> _Exercise instructions_: Pull out every line in the data that has the string "JSON" in it.

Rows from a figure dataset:
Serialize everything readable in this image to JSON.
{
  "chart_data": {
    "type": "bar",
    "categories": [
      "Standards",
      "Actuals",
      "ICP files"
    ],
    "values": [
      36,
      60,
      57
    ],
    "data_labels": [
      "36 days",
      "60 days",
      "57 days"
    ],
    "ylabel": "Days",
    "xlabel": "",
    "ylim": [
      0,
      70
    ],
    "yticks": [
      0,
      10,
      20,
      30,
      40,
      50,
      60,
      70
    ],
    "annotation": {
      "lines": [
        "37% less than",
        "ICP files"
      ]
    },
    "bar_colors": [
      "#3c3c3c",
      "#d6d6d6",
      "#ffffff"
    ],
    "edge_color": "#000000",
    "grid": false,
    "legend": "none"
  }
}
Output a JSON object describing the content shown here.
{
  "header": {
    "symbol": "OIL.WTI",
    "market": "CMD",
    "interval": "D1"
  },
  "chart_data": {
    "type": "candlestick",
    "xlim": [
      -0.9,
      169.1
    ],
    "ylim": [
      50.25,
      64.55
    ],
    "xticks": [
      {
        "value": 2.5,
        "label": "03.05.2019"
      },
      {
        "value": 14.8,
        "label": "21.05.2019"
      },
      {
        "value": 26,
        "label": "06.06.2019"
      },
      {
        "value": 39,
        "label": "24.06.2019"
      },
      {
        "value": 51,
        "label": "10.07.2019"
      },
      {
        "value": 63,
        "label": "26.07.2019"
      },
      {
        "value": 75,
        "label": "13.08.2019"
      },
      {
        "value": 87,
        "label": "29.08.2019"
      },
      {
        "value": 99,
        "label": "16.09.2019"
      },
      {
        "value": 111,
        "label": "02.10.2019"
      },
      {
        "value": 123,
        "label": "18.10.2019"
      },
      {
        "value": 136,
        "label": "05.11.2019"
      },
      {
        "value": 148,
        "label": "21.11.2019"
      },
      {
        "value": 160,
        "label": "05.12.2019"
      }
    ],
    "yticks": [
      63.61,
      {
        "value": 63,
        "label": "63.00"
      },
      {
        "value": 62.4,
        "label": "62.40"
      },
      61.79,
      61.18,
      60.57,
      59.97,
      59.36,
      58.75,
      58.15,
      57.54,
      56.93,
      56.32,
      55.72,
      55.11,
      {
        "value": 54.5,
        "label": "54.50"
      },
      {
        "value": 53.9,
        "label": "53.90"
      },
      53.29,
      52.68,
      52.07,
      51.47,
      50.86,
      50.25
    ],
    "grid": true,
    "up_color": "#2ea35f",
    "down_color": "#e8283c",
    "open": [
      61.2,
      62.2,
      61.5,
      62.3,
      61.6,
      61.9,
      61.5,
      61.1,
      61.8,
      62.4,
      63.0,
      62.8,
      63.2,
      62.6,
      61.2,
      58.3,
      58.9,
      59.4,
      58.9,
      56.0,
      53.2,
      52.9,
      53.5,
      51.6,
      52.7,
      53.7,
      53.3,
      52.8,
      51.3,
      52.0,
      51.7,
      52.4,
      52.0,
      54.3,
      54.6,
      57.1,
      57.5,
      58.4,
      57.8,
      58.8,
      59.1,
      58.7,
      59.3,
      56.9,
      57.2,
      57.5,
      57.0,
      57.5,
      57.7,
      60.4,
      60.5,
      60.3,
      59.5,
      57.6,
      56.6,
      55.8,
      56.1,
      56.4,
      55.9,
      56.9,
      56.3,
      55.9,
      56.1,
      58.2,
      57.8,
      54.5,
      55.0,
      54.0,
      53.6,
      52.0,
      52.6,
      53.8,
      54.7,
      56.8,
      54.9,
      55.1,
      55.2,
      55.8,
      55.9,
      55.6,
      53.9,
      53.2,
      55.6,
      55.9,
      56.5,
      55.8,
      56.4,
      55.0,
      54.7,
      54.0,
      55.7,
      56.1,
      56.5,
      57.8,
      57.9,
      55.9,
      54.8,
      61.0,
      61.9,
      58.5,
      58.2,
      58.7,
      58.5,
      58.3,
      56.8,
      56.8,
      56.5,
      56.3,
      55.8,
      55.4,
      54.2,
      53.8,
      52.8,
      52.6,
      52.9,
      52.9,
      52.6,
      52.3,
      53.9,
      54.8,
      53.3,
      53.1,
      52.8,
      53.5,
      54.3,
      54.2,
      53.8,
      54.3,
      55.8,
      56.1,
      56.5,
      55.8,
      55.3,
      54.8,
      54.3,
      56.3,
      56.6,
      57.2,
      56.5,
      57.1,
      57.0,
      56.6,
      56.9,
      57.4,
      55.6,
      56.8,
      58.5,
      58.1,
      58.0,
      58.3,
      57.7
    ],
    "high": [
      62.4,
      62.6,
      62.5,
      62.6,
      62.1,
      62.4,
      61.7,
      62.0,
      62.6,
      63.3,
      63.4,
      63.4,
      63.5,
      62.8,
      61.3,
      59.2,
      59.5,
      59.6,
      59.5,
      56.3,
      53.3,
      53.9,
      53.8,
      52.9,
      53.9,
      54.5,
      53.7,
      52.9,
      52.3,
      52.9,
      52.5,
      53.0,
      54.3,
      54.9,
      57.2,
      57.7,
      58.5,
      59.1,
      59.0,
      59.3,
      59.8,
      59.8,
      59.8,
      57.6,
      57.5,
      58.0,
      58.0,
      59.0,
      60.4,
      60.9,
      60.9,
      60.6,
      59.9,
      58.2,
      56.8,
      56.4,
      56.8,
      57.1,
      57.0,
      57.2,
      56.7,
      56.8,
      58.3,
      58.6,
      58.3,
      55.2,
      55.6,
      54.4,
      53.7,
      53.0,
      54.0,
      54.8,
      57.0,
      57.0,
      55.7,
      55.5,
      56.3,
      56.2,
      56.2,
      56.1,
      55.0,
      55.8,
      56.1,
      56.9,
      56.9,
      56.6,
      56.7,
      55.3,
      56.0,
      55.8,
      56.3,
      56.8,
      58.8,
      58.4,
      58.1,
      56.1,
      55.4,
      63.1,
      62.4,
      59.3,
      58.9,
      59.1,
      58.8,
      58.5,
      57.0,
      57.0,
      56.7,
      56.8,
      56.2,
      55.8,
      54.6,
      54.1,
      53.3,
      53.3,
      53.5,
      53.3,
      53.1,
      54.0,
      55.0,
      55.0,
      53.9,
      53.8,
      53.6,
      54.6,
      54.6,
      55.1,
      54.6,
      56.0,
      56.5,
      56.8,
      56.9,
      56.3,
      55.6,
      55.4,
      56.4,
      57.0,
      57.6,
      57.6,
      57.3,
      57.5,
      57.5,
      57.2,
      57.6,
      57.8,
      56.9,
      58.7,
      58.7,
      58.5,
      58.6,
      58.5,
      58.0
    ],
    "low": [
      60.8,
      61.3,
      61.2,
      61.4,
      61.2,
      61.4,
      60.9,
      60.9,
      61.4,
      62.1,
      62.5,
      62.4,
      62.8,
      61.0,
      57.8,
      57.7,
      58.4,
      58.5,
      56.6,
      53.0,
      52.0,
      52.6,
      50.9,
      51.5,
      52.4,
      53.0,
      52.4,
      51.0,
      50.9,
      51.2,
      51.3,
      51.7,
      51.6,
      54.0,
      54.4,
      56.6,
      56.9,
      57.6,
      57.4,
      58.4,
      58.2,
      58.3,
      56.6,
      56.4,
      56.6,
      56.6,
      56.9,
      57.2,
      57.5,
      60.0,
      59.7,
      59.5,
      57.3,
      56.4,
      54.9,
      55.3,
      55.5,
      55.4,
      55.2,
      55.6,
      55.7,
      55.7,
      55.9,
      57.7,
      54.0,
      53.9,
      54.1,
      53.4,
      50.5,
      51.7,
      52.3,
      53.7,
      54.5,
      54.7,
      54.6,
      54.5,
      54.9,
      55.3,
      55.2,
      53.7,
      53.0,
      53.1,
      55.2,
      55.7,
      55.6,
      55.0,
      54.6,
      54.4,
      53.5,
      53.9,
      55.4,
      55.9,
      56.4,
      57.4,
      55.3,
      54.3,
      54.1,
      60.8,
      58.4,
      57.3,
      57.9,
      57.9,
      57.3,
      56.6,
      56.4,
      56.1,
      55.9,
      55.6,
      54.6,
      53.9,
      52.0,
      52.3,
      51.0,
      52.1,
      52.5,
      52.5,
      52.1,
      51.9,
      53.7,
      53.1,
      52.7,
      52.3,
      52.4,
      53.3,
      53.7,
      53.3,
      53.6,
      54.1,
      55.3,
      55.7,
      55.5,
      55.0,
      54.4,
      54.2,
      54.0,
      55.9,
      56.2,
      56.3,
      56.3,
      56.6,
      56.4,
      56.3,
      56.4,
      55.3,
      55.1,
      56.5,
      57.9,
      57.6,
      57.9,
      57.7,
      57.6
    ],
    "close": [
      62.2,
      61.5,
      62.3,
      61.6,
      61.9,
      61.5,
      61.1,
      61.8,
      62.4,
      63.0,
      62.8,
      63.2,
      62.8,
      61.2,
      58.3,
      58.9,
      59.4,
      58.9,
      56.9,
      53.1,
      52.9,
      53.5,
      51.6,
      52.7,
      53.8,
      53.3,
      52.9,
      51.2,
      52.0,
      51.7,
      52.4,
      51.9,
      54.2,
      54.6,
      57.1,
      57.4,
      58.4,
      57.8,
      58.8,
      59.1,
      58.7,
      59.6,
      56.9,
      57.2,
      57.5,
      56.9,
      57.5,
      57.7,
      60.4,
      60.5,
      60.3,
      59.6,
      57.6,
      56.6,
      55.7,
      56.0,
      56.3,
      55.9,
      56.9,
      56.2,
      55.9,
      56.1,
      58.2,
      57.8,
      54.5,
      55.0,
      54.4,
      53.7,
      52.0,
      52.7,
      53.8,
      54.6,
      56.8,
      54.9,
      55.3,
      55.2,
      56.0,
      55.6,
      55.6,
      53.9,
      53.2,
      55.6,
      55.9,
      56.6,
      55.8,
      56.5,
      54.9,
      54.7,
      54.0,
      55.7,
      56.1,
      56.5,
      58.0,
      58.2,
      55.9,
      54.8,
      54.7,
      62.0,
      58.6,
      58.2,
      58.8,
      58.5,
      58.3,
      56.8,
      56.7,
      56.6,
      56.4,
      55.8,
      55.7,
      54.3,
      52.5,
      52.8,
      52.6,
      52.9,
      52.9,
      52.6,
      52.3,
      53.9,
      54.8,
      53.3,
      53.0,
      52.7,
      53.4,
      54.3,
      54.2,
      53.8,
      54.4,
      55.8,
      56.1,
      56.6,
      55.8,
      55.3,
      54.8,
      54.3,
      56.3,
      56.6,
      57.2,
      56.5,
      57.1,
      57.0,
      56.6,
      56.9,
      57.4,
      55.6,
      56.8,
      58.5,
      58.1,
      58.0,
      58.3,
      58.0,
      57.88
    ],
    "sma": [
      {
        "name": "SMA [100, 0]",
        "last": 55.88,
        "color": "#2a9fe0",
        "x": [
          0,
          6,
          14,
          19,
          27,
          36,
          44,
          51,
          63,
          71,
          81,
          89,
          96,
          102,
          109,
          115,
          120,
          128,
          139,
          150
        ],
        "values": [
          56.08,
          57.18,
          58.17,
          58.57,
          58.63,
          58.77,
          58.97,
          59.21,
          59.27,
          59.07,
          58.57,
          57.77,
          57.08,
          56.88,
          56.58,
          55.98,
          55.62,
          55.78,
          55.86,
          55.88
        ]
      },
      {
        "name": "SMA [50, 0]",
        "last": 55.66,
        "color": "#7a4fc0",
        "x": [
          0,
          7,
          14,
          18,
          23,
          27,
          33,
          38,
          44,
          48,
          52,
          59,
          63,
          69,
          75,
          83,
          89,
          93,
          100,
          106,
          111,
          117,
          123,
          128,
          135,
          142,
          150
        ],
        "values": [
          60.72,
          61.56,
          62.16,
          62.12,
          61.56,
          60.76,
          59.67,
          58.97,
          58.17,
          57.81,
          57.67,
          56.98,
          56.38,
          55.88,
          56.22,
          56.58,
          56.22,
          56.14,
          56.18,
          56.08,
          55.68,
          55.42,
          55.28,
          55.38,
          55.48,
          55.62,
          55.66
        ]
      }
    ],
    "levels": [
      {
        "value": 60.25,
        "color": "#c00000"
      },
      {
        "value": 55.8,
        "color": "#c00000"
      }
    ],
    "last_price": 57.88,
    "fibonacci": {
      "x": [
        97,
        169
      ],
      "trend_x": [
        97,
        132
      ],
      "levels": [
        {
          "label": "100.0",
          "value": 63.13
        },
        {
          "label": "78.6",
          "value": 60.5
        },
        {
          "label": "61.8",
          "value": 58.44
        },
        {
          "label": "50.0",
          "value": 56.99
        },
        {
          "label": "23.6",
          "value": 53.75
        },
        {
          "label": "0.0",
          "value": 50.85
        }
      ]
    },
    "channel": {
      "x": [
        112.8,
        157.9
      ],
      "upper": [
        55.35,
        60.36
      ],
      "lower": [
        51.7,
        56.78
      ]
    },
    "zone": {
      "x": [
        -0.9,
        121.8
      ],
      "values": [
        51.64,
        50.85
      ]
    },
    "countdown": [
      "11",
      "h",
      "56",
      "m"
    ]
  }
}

> _Result_:
Serialize everything readable in this image to JSON.
Output a JSON object describing the content shown here.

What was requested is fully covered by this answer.